• **Required task**: In the listing that follows, count each line containing the string "Convention" and report only the count.

• **Given records**:
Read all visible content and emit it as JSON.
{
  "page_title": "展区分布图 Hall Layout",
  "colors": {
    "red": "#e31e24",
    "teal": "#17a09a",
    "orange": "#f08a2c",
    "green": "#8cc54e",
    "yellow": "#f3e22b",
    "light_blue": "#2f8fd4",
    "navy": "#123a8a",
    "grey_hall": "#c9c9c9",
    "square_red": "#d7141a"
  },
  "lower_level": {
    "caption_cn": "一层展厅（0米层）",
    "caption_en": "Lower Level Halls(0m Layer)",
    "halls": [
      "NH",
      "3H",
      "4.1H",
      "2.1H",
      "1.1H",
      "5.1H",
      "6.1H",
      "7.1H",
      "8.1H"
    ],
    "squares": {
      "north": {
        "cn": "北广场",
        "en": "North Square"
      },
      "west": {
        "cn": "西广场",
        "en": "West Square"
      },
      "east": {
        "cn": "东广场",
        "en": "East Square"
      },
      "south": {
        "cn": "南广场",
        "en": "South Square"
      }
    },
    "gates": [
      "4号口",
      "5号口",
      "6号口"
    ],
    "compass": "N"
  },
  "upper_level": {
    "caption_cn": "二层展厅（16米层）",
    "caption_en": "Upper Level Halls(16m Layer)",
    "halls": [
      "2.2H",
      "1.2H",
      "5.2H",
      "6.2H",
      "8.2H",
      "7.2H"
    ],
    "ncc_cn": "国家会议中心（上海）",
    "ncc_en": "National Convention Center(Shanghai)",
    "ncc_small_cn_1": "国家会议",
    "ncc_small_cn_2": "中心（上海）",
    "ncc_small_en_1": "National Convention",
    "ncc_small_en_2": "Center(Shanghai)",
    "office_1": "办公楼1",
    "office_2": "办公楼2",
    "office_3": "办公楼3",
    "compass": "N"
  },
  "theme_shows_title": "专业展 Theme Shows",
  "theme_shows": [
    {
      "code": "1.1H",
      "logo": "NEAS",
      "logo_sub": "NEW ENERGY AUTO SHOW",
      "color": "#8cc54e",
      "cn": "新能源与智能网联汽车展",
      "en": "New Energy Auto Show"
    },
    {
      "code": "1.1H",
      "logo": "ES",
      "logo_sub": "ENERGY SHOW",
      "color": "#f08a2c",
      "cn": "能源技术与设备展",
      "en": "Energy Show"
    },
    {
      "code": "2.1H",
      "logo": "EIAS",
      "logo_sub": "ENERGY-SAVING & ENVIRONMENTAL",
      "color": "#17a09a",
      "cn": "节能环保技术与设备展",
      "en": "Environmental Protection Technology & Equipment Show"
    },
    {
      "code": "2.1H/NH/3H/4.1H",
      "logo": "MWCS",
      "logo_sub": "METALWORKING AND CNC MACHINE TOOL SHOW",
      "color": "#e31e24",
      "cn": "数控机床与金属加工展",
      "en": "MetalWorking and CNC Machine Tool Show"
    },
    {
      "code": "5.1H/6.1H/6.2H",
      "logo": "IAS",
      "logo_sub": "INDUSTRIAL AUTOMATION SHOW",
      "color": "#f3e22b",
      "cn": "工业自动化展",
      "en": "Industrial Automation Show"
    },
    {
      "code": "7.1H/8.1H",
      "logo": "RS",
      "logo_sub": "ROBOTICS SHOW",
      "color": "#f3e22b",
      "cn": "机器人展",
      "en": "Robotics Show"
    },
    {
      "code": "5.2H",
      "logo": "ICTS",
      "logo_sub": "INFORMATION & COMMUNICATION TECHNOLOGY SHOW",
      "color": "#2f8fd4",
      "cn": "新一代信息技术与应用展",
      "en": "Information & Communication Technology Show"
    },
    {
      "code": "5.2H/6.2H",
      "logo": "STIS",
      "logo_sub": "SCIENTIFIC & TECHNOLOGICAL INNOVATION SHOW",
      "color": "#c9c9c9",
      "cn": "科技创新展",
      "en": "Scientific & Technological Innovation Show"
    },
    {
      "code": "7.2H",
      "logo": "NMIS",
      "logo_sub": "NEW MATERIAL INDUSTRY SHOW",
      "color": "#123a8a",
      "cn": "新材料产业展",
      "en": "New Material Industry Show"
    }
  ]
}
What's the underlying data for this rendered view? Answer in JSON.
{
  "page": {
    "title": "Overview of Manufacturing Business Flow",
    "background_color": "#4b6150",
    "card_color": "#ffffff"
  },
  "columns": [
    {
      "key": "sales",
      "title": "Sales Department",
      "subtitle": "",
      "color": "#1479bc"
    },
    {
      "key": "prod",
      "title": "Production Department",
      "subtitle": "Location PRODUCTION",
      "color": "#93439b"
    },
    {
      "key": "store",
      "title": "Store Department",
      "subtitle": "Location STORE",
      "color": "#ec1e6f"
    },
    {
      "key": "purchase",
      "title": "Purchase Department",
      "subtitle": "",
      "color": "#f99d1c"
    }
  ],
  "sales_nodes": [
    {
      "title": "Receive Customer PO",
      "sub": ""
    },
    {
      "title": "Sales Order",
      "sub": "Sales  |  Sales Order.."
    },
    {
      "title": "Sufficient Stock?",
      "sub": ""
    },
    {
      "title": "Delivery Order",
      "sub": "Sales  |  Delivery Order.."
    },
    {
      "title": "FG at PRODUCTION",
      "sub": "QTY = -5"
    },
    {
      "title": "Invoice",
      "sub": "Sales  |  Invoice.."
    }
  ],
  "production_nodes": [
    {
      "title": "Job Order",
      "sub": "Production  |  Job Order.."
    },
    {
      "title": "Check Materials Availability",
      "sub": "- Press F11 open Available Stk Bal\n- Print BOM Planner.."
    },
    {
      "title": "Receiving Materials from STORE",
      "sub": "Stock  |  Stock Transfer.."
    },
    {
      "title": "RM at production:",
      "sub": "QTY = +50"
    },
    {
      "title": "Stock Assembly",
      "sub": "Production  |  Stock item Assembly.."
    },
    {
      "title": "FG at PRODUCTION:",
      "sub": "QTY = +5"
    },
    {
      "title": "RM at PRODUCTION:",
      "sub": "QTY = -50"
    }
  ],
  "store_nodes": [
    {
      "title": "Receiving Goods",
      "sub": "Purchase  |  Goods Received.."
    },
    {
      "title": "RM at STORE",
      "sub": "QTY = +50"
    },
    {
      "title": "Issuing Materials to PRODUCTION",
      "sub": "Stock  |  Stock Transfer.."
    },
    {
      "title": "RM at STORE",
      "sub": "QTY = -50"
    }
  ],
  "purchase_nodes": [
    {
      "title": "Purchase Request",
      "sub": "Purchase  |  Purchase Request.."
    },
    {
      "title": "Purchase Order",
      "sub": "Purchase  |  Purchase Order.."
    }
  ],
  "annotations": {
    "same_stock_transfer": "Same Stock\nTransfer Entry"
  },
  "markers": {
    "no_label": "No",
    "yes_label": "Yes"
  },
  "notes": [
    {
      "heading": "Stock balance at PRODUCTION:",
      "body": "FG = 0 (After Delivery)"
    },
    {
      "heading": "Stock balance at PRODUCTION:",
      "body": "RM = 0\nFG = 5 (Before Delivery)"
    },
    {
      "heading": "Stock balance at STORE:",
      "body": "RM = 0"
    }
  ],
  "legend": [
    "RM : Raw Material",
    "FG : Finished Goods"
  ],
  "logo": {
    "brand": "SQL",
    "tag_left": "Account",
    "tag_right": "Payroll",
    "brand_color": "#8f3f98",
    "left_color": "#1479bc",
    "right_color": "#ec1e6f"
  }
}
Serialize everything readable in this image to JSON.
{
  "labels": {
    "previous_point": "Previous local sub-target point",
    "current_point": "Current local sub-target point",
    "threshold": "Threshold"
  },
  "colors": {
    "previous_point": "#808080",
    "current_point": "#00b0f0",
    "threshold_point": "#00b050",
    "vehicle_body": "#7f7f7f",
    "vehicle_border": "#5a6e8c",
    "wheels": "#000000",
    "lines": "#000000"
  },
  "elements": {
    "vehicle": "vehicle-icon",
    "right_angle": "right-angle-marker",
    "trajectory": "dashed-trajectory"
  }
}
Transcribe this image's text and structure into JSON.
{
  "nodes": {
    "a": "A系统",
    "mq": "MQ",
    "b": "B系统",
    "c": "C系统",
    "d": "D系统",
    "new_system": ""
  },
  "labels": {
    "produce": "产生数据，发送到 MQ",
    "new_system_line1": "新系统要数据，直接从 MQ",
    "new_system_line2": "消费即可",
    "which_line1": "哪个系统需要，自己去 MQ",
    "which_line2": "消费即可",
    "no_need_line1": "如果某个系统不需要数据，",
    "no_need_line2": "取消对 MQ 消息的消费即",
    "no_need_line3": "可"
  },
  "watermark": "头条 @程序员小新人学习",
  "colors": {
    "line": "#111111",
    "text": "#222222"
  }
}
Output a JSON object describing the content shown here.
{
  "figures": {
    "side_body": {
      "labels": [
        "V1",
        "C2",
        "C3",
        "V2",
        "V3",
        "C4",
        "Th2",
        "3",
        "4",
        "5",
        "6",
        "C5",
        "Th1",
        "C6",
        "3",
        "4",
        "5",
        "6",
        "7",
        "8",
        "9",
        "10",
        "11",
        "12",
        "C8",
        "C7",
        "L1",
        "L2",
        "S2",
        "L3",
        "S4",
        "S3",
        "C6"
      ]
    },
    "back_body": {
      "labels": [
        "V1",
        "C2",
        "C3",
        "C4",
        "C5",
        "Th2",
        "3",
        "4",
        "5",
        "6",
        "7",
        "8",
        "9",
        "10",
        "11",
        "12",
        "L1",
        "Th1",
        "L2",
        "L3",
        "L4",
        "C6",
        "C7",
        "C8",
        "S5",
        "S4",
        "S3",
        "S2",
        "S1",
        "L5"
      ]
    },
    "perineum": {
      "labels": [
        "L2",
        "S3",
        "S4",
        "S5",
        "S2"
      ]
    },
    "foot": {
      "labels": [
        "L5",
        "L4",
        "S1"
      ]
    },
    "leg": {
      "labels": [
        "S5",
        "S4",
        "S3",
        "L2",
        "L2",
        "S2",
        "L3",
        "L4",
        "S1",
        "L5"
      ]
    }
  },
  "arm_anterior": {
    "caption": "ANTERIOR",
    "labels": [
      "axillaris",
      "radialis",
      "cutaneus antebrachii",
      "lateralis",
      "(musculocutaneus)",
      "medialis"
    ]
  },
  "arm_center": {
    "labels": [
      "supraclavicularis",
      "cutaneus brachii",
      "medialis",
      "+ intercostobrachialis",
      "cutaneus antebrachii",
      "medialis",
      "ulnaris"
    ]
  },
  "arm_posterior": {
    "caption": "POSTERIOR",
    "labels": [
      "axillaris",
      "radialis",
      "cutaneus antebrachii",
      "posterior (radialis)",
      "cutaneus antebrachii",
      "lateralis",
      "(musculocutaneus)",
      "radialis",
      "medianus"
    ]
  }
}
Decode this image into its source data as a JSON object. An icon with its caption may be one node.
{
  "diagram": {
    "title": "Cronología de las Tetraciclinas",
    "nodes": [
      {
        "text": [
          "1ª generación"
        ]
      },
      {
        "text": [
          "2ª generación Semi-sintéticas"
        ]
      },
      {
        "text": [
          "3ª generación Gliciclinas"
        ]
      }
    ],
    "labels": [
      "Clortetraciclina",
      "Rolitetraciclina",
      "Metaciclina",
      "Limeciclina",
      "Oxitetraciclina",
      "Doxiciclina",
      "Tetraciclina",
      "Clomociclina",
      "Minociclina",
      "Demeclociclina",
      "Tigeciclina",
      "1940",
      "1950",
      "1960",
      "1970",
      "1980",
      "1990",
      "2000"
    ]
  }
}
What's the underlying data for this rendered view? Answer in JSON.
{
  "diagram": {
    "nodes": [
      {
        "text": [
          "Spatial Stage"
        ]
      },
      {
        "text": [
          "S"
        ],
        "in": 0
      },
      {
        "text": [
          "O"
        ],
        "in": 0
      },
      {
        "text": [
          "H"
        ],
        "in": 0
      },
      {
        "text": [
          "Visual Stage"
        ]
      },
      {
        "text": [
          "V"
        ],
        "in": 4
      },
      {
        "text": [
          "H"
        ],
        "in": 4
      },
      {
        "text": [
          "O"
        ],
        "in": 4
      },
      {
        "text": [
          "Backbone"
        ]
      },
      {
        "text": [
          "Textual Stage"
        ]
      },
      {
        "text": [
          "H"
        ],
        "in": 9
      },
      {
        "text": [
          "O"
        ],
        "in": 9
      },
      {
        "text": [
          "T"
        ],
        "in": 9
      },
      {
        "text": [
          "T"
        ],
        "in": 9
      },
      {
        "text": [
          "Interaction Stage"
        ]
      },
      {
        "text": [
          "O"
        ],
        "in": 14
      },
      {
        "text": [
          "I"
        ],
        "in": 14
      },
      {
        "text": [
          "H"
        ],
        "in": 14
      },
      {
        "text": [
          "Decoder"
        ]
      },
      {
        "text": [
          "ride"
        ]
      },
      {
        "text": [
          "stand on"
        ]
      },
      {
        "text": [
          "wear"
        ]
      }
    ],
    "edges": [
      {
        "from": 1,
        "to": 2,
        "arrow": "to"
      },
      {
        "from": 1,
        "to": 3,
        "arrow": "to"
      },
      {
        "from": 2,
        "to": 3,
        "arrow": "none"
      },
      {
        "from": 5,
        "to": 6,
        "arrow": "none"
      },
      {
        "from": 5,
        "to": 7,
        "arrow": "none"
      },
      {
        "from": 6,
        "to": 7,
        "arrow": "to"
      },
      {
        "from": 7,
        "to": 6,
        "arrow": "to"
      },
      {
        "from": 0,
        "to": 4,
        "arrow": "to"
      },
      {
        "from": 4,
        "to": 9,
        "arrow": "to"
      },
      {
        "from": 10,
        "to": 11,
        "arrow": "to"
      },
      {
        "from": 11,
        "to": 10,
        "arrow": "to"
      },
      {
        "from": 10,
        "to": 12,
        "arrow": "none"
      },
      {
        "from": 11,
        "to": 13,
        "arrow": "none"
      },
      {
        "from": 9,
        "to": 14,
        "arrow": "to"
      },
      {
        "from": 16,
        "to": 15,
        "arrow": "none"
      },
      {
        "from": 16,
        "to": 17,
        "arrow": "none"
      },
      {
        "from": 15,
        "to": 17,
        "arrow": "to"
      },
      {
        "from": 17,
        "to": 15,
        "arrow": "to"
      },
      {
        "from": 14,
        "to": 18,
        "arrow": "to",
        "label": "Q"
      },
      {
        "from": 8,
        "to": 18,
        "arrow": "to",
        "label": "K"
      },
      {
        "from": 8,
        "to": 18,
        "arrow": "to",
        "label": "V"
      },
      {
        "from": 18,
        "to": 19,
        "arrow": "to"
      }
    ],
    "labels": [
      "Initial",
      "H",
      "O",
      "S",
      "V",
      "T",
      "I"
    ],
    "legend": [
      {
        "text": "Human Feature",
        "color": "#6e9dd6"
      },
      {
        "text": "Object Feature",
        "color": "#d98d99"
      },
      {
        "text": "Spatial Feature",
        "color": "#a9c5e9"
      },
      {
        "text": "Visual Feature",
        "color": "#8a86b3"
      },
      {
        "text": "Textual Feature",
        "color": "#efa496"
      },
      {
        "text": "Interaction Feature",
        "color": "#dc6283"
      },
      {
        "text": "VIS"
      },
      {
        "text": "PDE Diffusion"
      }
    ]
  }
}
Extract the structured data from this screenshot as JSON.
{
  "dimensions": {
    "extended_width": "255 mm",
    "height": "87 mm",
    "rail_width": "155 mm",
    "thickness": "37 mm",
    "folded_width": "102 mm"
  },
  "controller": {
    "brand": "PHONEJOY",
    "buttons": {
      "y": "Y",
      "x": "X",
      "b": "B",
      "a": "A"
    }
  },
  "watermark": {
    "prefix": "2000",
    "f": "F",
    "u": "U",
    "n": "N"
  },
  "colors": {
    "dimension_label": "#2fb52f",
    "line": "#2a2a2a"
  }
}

• **Response to this exercise**: 2